Instructions to follow
Below are entries; tally how many lines hold the string "przypadku" and answer with only that figure.

━━━━━ Input for this task ━━━━━

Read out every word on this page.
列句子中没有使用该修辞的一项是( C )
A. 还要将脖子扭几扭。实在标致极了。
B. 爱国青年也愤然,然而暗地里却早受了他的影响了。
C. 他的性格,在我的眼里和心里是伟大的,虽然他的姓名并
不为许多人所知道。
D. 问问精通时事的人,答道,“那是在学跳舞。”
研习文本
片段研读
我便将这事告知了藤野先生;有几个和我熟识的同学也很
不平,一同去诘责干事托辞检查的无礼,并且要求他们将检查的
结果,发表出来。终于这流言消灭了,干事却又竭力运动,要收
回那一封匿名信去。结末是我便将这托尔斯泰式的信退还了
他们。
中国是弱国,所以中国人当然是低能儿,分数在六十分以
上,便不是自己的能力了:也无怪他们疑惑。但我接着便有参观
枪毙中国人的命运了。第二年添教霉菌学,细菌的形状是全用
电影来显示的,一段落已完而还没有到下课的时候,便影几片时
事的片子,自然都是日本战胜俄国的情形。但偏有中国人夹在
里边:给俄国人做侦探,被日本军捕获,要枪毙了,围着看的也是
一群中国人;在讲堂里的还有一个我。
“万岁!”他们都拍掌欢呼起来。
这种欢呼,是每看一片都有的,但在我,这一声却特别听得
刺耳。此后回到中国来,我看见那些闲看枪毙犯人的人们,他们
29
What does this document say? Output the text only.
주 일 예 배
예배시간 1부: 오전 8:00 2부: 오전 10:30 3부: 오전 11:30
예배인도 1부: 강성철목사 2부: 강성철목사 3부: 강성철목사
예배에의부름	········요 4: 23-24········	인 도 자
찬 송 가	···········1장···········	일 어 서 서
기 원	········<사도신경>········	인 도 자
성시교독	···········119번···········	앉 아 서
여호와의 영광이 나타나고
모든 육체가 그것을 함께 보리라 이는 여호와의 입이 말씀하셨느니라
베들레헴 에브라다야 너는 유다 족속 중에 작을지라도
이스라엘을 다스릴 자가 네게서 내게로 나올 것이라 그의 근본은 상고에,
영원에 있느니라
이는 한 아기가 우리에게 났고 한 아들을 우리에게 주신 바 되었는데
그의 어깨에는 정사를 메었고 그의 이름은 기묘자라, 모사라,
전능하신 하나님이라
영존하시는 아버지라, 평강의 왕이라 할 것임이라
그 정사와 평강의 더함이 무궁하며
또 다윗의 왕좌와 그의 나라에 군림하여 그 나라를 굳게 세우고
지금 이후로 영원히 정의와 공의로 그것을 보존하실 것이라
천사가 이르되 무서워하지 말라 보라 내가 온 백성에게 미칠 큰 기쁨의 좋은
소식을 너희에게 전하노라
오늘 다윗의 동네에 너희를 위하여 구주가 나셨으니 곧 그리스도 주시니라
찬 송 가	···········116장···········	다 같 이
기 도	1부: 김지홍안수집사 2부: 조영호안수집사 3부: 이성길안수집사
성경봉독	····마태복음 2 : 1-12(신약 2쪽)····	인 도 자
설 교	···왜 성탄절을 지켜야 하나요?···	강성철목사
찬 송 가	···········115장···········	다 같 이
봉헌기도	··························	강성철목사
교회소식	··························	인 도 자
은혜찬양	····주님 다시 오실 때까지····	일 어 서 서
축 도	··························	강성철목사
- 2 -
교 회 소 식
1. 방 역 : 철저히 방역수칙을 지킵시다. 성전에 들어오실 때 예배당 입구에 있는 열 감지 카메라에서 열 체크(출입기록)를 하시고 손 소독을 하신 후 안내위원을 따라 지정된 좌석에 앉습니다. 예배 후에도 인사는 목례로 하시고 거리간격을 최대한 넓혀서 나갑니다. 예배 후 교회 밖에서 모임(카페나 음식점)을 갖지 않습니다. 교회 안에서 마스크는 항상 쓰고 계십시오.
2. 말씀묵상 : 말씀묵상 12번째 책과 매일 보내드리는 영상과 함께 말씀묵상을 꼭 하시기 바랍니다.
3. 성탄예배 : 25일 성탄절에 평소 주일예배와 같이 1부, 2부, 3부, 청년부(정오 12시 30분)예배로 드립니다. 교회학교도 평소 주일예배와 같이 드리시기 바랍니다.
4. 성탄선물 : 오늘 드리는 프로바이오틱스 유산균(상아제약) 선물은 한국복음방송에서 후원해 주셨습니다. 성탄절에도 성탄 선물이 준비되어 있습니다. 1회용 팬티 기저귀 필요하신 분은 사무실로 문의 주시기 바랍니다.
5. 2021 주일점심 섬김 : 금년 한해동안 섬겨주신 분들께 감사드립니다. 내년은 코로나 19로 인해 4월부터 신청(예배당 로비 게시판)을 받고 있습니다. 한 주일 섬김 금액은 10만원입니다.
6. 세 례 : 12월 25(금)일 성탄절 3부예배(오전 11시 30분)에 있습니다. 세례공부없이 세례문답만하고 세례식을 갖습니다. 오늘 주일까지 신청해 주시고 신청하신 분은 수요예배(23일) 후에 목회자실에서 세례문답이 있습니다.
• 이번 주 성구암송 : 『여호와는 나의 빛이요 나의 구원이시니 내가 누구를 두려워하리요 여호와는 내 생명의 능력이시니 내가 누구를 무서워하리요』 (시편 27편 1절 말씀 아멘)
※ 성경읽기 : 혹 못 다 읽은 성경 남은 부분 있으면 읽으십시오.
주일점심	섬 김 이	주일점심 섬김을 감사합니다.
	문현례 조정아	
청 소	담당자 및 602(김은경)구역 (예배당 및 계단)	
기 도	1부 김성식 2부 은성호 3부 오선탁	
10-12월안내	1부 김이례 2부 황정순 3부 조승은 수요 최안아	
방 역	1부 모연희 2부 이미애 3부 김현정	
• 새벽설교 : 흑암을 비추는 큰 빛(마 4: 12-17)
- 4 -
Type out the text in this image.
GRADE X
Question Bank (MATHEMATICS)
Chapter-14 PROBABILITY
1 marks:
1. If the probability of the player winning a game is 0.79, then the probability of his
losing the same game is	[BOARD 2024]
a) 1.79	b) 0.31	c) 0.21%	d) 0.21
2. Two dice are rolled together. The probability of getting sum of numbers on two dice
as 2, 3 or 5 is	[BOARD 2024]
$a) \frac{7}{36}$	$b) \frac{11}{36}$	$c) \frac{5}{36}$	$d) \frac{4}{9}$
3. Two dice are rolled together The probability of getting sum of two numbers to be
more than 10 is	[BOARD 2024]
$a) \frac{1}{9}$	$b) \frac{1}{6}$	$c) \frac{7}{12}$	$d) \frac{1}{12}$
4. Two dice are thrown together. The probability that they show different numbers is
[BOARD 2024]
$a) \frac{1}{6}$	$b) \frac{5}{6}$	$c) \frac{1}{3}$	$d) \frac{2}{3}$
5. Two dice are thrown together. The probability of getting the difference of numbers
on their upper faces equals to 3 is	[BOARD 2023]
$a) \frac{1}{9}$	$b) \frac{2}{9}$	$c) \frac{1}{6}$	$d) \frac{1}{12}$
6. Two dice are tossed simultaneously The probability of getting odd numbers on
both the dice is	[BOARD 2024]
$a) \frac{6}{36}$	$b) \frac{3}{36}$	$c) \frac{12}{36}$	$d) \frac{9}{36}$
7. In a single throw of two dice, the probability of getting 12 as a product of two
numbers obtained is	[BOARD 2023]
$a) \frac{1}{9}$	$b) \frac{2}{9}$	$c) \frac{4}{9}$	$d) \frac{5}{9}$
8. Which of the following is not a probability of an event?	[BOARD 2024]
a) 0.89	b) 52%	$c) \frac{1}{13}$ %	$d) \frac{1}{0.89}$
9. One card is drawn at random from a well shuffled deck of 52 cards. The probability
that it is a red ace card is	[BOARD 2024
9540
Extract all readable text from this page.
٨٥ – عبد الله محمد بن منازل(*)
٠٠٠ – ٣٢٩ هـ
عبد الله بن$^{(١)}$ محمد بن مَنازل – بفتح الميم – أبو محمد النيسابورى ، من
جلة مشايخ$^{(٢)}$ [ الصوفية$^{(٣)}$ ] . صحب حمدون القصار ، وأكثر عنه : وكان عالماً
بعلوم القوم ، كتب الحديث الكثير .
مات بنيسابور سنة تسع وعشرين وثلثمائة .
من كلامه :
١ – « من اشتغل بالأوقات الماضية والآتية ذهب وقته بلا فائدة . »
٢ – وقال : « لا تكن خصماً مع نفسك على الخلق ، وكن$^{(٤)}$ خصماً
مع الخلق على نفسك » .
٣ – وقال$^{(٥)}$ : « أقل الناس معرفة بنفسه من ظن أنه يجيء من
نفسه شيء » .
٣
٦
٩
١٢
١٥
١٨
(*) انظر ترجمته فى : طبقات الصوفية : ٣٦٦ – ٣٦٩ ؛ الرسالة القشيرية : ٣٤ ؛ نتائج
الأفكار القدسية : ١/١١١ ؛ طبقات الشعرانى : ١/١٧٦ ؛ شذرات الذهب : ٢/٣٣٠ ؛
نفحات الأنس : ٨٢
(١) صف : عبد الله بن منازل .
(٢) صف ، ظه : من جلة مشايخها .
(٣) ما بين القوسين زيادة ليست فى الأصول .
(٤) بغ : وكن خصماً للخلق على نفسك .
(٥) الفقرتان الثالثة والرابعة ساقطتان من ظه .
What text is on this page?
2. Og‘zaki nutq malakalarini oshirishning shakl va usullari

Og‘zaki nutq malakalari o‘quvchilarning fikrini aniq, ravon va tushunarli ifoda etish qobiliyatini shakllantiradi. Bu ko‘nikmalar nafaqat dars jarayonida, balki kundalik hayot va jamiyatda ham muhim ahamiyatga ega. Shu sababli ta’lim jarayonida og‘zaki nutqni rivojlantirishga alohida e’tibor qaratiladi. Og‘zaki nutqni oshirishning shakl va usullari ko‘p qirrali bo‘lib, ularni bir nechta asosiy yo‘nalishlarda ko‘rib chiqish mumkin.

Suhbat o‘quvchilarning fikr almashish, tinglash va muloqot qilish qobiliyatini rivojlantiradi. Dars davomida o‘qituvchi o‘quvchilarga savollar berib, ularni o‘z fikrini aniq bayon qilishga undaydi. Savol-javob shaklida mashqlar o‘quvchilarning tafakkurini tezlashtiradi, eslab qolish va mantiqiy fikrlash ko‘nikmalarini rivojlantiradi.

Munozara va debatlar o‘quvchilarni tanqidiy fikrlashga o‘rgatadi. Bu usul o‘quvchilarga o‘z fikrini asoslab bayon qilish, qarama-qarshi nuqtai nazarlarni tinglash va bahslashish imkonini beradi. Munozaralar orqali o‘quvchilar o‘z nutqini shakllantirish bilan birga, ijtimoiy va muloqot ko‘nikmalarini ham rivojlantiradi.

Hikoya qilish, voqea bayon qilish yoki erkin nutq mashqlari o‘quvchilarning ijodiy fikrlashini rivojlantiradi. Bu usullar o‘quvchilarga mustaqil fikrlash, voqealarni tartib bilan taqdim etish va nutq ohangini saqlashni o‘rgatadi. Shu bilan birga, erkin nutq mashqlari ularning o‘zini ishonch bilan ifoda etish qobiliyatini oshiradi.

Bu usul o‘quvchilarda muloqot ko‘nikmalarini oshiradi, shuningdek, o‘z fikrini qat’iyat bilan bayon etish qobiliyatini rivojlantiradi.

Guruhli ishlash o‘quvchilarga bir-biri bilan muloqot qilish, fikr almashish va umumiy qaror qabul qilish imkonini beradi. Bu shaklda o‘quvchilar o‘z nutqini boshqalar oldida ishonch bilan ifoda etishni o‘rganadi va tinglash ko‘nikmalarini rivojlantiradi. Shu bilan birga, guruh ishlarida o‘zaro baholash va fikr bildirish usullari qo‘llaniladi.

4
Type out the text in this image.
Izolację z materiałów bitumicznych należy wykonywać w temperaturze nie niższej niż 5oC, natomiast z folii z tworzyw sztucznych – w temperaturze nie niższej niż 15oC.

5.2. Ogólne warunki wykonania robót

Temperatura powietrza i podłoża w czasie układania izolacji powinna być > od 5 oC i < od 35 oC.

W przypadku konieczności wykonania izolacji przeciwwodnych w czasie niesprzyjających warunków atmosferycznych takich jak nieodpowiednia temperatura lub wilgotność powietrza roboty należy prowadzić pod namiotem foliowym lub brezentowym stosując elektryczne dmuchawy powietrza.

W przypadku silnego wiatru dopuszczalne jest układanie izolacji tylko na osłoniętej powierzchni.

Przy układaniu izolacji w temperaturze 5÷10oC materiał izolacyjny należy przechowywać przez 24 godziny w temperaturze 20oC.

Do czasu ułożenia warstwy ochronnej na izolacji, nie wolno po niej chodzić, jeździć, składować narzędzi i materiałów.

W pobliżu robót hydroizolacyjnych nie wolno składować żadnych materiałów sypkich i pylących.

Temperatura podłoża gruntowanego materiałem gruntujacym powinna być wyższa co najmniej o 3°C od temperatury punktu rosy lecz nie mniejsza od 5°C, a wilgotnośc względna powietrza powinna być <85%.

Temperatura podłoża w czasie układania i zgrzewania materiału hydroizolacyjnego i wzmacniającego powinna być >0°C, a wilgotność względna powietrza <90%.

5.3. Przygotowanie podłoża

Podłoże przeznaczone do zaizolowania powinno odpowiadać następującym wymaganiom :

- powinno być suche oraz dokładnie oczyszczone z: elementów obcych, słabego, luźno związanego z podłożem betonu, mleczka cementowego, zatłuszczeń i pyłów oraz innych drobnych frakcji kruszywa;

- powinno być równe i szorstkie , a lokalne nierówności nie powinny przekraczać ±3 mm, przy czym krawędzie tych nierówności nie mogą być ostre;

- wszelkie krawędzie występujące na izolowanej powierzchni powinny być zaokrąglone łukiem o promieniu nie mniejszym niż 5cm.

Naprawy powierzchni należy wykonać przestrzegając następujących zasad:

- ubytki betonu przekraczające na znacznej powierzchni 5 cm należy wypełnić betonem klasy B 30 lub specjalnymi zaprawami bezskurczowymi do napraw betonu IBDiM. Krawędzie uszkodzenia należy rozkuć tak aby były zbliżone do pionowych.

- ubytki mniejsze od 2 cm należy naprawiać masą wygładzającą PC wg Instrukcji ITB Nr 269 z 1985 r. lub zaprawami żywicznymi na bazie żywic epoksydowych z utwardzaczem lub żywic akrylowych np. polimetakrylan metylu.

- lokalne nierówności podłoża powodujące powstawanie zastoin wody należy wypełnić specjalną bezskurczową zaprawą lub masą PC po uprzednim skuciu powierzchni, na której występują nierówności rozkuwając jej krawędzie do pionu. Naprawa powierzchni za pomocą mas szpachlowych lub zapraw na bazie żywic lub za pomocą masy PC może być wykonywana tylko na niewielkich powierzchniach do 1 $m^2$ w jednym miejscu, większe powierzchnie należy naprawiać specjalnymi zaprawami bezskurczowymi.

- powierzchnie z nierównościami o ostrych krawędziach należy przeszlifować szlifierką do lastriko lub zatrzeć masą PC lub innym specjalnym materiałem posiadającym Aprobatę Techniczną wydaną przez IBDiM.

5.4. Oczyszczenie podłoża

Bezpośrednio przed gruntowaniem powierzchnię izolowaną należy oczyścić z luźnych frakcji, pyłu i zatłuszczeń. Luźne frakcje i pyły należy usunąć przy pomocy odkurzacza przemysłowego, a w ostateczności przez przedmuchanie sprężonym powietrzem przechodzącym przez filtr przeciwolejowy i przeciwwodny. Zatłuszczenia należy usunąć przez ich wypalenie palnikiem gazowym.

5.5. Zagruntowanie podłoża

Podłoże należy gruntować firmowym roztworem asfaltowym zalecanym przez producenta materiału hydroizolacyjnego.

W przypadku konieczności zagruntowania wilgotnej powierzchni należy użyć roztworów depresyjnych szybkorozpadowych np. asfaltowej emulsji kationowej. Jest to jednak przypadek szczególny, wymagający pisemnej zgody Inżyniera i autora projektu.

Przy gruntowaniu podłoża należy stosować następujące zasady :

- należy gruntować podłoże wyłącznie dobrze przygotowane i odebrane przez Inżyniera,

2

━━━━━

Response for this exercise
3